[START]

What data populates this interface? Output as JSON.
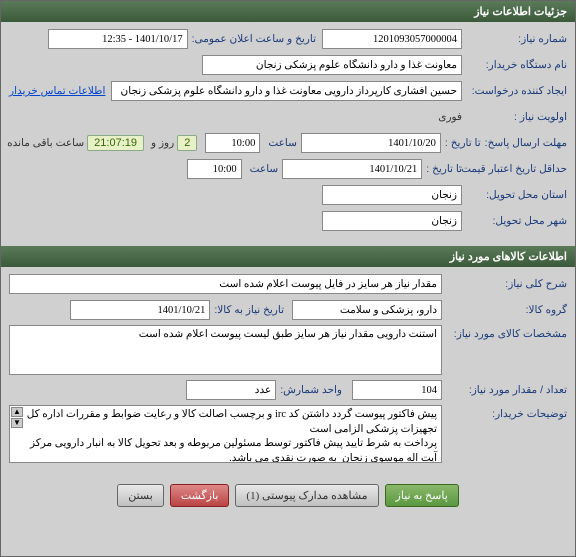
{
  "header": {
    "title": "جزئیات اطلاعات نیاز"
  },
  "form": {
    "need_number_label": "شماره نیاز:",
    "need_number": "1201093057000004",
    "public_date_label": "تاریخ و ساعت اعلان عمومی:",
    "public_date": "1401/10/17 - 12:35",
    "buyer_name_label": "نام دستگاه خریدار:",
    "buyer_name": "معاونت غذا و دارو دانشگاه علوم پزشکی زنجان",
    "requester_label": "ایجاد کننده درخواست:",
    "requester": "حسین افشاری کارپرداز دارویی معاونت غذا و دارو دانشگاه علوم پزشکی زنجان",
    "buyer_contact_link": "اطلاعات تماس خریدار",
    "priority_label": "اولویت نیاز :",
    "priority": "فوری",
    "reply_deadline_label": "مهلت ارسال پاسخ:",
    "to_date_label": "تا تاریخ :",
    "reply_date": "1401/10/20",
    "reply_time_label": "ساعت",
    "reply_time": "10:00",
    "remaining_days": "2",
    "remaining_days_label": "روز و",
    "remaining_time": "21:07:19",
    "remaining_suffix": "ساعت باقی مانده",
    "credit_deadline_label": "حداقل تاریخ اعتبار قیمت:",
    "credit_date": "1401/10/21",
    "credit_time_label": "ساعت",
    "credit_time": "10:00",
    "delivery_state_label": "استان محل تحویل:",
    "delivery_state": "زنجان",
    "delivery_city_label": "شهر محل تحویل:",
    "delivery_city": "زنجان"
  },
  "goods_section": {
    "title": "اطلاعات کالاهای مورد نیاز",
    "need_desc_label": "شرح کلی نیاز:",
    "need_desc": "مقدار نیاز هر سایز در فایل پیوست اعلام شده است",
    "goods_group_label": "گروه کالا:",
    "goods_group": "دارو، پزشکی و سلامت",
    "need_to_goods_date_label": "تاریخ نیاز به کالا:",
    "need_to_goods_date": "1401/10/21",
    "goods_spec_label": "مشخصات کالای مورد نیاز:",
    "goods_spec": "استنت دارویی مقدار نیاز هر سایز طبق لیست پیوست اعلام شده است",
    "qty_label": "تعداد / مقدار مورد نیاز:",
    "qty": "104",
    "unit_label": "واحد شمارش:",
    "unit": "عدد",
    "buyer_notes_label": "توضیحات خریدار:",
    "buyer_notes": "پیش فاکتور پیوست گردد داشتن کد irc و برچسب اصالت کالا و رعایت ضوابط و مقررات اداره کل تجهیزات پزشکی الزامی است\nپرداخت به شرط تایید پیش فاکتور توسط مسئولین مربوطه و بعد تحویل کالا به انبار دارویی مرکز آیت اله موسوی زنجان  به صورت نقدی می باشد."
  },
  "buttons": {
    "reply": "پاسخ به نیاز",
    "attachments": "مشاهده مدارک پیوستی (1)",
    "back": "بازگشت",
    "close": "بستن"
  }
}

[END]

▶ _Stated task_:
Will you restate every entry word for word and omit the images?

▶ _Exercise answer_:
What data populates this interface? Output as JSON.
{
  "header": {
    "title": "جزئیات اطلاعات نیاز"
  },
  "form": {
    "need_number_label": "شماره نیاز:",
    "need_number": "1201093057000004",
    "public_date_label": "تاریخ و ساعت اعلان عمومی:",
    "public_date": "1401/10/17 - 12:35",
    "buyer_name_label": "نام دستگاه خریدار:",
    "buyer_name": "معاونت غذا و دارو دانشگاه علوم پزشکی زنجان",
    "requester_label": "ایجاد کننده درخواست:",
    "requester": "حسین افشاری کارپرداز دارویی معاونت غذا و دارو دانشگاه علوم پزشکی زنجان",
    "buyer_contact_link": "اطلاعات تماس خریدار",
    "priority_label": "اولویت نیاز :",
    "priority": "فوری",
    "reply_deadline_label": "مهلت ارسال پاسخ:",
    "to_date_label": "تا تاریخ :",
    "reply_date": "1401/10/20",
    "reply_time_label": "ساعت",
    "reply_time": "10:00",
    "remaining_days": "2",
    "remaining_days_label": "روز و",
    "remaining_time": "21:07:19",
    "remaining_suffix": "ساعت باقی مانده",
    "credit_deadline_label": "حداقل تاریخ اعتبار قیمت:",
    "credit_date": "1401/10/21",
    "credit_time_label": "ساعت",
    "credit_time": "10:00",
    "delivery_state_label": "استان محل تحویل:",
    "delivery_state": "زنجان",
    "delivery_city_label": "شهر محل تحویل:",
    "delivery_city": "زنجان"
  },
  "goods_section": {
    "title": "اطلاعات کالاهای مورد نیاز",
    "need_desc_label": "شرح کلی نیاز:",
    "need_desc": "مقدار نیاز هر سایز در فایل پیوست اعلام شده است",
    "goods_group_label": "گروه کالا:",
    "goods_group": "دارو، پزشکی و سلامت",
    "need_to_goods_date_label": "تاریخ نیاز به کالا:",
    "need_to_goods_date": "1401/10/21",
    "goods_spec_label": "مشخصات کالای مورد نیاز:",
    "goods_spec": "استنت دارویی مقدار نیاز هر سایز طبق لیست پیوست اعلام شده است",
    "qty_label": "تعداد / مقدار مورد نیاز:",
    "qty": "104",
    "unit_label": "واحد شمارش:",
    "unit": "عدد",
    "buyer_notes_label": "توضیحات خریدار:",
    "buyer_notes": "پیش فاکتور پیوست گردد داشتن کد irc و برچسب اصالت کالا و رعایت ضوابط و مقررات اداره کل تجهیزات پزشکی الزامی است\nپرداخت به شرط تایید پیش فاکتور توسط مسئولین مربوطه و بعد تحویل کالا به انبار دارویی مرکز آیت اله موسوی زنجان  به صورت نقدی می باشد."
  },
  "buttons": {
    "reply": "پاسخ به نیاز",
    "attachments": "مشاهده مدارک پیوستی (1)",
    "back": "بازگشت",
    "close": "بستن"
  }
}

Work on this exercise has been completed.